Task brief. Return the rows from the start through the line with "heatmap-cell (261, 237, 273, 249)", both ends included, copied line for line with no changes.

Provided records.
-*-*-

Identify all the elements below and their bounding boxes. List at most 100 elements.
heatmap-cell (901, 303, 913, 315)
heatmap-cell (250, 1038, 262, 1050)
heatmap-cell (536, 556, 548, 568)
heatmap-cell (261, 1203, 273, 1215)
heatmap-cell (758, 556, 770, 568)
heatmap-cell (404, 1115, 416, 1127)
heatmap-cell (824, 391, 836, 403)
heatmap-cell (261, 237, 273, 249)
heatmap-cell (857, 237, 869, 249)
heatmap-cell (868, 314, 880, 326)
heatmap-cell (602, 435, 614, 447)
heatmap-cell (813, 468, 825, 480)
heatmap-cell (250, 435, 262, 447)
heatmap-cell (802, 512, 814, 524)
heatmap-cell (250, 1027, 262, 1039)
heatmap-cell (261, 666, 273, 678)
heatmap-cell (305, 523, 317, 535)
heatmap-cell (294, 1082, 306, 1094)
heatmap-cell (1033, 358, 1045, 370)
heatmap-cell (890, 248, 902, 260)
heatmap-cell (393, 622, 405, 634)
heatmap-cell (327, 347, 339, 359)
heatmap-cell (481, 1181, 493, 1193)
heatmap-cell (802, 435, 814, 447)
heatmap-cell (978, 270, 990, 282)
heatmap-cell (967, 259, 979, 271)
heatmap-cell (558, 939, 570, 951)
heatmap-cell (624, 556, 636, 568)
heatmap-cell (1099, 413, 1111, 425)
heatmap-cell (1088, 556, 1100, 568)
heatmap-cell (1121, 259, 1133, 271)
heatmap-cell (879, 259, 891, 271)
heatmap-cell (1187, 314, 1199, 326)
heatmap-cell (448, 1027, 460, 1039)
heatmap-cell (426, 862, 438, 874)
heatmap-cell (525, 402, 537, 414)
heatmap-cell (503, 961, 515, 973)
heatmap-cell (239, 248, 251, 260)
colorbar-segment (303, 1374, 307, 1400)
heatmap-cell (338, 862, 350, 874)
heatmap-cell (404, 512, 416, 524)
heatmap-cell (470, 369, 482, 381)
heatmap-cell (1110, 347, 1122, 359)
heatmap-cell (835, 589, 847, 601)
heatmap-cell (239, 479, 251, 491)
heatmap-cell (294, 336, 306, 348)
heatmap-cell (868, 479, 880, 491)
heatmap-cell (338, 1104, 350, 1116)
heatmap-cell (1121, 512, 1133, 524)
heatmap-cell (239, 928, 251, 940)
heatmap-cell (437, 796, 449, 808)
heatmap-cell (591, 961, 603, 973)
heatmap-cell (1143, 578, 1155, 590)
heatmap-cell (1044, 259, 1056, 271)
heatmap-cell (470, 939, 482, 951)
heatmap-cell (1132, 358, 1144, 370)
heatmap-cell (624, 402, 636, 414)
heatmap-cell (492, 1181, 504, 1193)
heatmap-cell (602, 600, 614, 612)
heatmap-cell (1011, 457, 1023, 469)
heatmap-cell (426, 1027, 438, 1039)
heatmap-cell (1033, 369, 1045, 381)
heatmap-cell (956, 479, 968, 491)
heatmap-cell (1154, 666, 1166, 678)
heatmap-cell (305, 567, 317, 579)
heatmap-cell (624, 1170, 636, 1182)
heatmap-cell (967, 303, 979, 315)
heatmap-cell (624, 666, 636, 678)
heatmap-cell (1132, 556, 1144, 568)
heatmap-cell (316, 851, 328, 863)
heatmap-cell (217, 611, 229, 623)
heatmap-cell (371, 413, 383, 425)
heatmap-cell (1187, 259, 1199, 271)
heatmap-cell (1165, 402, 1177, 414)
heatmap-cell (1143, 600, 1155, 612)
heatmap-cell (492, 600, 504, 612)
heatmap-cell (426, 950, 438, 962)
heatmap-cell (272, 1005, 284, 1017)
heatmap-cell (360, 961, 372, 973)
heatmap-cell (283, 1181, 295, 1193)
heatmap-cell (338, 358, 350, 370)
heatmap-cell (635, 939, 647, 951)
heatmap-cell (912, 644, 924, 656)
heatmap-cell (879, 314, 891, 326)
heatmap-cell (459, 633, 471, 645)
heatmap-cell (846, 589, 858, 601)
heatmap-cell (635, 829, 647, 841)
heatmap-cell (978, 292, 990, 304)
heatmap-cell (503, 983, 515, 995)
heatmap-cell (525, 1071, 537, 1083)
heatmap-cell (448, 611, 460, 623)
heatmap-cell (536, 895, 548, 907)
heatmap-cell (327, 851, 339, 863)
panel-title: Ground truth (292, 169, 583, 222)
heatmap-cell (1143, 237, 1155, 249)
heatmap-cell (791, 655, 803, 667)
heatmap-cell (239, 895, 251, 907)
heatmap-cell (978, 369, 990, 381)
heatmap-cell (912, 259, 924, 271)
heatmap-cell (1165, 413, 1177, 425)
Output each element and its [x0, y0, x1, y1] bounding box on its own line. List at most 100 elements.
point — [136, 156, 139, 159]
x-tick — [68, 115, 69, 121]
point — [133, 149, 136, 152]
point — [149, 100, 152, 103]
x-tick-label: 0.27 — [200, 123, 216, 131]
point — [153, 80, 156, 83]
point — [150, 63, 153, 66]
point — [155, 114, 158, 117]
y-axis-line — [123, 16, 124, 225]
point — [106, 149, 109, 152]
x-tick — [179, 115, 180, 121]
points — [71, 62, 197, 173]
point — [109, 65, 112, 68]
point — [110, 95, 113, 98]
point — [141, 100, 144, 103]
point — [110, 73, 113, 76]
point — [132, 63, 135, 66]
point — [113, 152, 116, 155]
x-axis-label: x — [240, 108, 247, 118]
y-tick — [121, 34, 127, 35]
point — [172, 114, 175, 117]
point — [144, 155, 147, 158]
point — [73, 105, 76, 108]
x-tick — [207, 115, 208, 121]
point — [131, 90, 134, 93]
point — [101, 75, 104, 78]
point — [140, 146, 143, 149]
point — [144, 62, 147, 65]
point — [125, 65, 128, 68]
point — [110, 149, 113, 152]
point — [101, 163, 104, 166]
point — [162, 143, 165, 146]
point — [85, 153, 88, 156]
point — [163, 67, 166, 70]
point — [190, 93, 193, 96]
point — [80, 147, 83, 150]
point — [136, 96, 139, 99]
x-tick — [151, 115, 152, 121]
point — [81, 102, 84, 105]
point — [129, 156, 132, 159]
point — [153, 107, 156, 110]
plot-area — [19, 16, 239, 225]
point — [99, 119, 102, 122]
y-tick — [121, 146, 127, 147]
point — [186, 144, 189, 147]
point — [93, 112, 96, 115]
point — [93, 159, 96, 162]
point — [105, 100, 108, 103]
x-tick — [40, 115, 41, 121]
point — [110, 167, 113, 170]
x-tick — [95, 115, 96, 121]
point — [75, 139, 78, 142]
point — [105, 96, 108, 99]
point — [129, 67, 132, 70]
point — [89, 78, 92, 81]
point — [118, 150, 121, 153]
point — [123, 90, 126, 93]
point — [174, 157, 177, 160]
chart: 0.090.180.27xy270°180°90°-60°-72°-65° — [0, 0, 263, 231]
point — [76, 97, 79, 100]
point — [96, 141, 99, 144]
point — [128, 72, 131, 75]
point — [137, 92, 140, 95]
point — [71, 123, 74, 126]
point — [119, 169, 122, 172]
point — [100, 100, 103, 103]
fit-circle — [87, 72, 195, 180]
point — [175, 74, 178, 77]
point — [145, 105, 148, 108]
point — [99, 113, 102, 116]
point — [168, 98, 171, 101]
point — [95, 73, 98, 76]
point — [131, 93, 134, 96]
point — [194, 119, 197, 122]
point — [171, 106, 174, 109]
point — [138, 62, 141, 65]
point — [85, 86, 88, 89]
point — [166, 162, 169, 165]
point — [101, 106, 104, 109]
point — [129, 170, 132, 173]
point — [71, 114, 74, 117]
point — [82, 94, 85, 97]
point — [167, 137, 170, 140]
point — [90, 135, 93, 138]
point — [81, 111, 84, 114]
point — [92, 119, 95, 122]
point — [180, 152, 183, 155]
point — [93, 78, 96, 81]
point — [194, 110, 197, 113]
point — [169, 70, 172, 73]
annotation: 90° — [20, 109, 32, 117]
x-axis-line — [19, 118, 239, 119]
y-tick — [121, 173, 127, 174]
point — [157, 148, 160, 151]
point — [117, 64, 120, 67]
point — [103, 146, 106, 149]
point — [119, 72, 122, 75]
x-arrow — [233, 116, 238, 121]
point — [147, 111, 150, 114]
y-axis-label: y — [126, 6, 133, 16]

-*-*-

Correct output.
Identify all the elements below and their bounding boxes. List at most 100 elements.
heatmap-cell (901, 303, 913, 315)
heatmap-cell (250, 1038, 262, 1050)
heatmap-cell (536, 556, 548, 568)
heatmap-cell (261, 1203, 273, 1215)
heatmap-cell (758, 556, 770, 568)
heatmap-cell (404, 1115, 416, 1127)
heatmap-cell (824, 391, 836, 403)
heatmap-cell (261, 237, 273, 249)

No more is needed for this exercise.